*SHORT PROBLEM*: Restate the records below word for word.
##### GIVEN DATA
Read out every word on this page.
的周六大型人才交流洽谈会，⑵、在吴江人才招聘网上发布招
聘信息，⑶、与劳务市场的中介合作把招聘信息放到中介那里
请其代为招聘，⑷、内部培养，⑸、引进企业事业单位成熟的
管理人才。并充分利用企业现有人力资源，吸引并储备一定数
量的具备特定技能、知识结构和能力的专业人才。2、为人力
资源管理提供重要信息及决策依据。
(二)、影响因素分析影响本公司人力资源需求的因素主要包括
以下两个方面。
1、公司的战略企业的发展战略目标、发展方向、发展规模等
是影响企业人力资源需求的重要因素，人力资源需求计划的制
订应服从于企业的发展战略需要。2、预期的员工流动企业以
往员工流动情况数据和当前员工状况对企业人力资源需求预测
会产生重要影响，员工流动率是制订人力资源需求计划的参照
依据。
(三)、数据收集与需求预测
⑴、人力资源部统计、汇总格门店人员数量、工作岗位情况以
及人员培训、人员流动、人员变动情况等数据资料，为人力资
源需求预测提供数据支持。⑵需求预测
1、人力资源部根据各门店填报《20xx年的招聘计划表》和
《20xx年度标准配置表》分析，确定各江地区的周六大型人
##########
*ANSWER BELOW*:
Read out every word on this page.
的周六大型人才交流洽谈会，⑵、在吴江人才招聘网上发布招
聘信息，⑶、与劳务市场的中介合作把招聘信息放到中介那里
请其代为招聘，⑷、内部培养，⑸、引进企业事业单位成熟的
管理人才。并充分利用企业现有人力资源，吸引并储备一定数
量的具备特定技能、知识结构和能力的专业人才。2、为人力
资源管理提供重要信息及决策依据。
(二)、影响因素分析影响本公司人力资源需求的因素主要包括
以下两个方面。
1、公司的战略企业的发展战略目标、发展方向、发展规模等
是影响企业人力资源需求的重要因素，人力资源需求计划的制
订应服从于企业的发展战略需要。2、预期的员工流动企业以
往员工流动情况数据和当前员工状况对企业人力资源需求预测
会产生重要影响，员工流动率是制订人力资源需求计划的参照
依据。
(三)、数据收集与需求预测
⑴、人力资源部统计、汇总格门店人员数量、工作岗位情况以
及人员培训、人员流动、人员变动情况等数据资料，为人力资
源需求预测提供数据支持。⑵需求预测
1、人力资源部根据各门店填报《20xx年的招聘计划表》和
《20xx年度标准配置表》分析，确定各江地区的周六大型人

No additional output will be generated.